▶ _PROBLEM TO WORK ON_: Could you write out the data again, replacing every "x-tick-label" with "x-axis-label" and leaving everything else unchanged?

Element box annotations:
START

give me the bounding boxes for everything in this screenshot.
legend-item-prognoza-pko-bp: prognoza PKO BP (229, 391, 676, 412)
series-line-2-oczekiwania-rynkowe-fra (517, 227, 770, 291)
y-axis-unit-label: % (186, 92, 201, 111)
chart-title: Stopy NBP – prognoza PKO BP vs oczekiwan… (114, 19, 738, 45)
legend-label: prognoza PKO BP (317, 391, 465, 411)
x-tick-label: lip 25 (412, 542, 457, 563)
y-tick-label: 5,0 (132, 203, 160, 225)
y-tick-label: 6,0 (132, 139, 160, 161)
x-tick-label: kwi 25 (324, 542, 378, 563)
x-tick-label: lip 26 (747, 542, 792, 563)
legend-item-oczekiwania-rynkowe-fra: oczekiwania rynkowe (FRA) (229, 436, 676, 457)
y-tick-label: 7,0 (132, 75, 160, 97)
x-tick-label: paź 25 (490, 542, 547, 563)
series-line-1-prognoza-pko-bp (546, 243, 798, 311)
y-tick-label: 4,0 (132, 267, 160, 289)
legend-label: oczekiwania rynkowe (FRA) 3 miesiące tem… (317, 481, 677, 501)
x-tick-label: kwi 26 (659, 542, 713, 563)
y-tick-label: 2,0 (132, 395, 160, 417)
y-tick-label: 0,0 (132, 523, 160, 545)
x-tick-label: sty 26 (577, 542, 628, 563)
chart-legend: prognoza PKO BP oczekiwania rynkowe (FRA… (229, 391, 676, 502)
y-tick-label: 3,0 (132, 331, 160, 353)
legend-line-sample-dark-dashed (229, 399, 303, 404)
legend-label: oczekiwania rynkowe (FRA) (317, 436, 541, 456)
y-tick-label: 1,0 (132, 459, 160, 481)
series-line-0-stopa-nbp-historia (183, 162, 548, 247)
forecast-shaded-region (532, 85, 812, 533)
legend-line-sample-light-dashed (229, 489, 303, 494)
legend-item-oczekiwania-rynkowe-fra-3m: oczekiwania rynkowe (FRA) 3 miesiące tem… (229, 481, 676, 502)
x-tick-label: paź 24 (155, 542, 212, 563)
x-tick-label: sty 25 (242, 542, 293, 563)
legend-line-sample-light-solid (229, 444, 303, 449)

END

▶ _CORRECT OUTPUT_:
give me the bounding boxes for everything in this screenshot.
legend-item-prognoza-pko-bp: prognoza PKO BP (229, 391, 676, 412)
series-line-2-oczekiwania-rynkowe-fra (517, 227, 770, 291)
y-axis-unit-label: % (186, 92, 201, 111)
chart-title: Stopy NBP – prognoza PKO BP vs oczekiwan… (114, 19, 738, 45)
legend-label: prognoza PKO BP (317, 391, 465, 411)
x-axis-label: lip 25 (412, 542, 457, 563)
y-tick-label: 5,0 (132, 203, 160, 225)
y-tick-label: 6,0 (132, 139, 160, 161)
x-axis-label: kwi 25 (324, 542, 378, 563)
x-axis-label: lip 26 (747, 542, 792, 563)
legend-item-oczekiwania-rynkowe-fra: oczekiwania rynkowe (FRA) (229, 436, 676, 457)
y-tick-label: 7,0 (132, 75, 160, 97)
x-axis-label: paź 25 (490, 542, 547, 563)
series-line-1-prognoza-pko-bp (546, 243, 798, 311)
y-tick-label: 4,0 (132, 267, 160, 289)
legend-label: oczekiwania rynkowe (FRA) 3 miesiące tem… (317, 481, 677, 501)
x-axis-label: kwi 26 (659, 542, 713, 563)
y-tick-label: 2,0 (132, 395, 160, 417)
y-tick-label: 0,0 (132, 523, 160, 545)
x-axis-label: sty 26 (577, 542, 628, 563)
chart-legend: prognoza PKO BP oczekiwania rynkowe (FRA… (229, 391, 676, 502)
y-tick-label: 3,0 (132, 331, 160, 353)
legend-line-sample-dark-dashed (229, 399, 303, 404)
legend-label: oczekiwania rynkowe (FRA) (317, 436, 541, 456)
y-tick-label: 1,0 (132, 459, 160, 481)
series-line-0-stopa-nbp-historia (183, 162, 548, 247)
forecast-shaded-region (532, 85, 812, 533)
legend-line-sample-light-dashed (229, 489, 303, 494)
legend-item-oczekiwania-rynkowe-fra-3m: oczekiwania rynkowe (FRA) 3 miesiące tem… (229, 481, 676, 502)
x-axis-label: paź 24 (155, 542, 212, 563)
x-axis-label: sty 25 (242, 542, 293, 563)
legend-line-sample-light-solid (229, 444, 303, 449)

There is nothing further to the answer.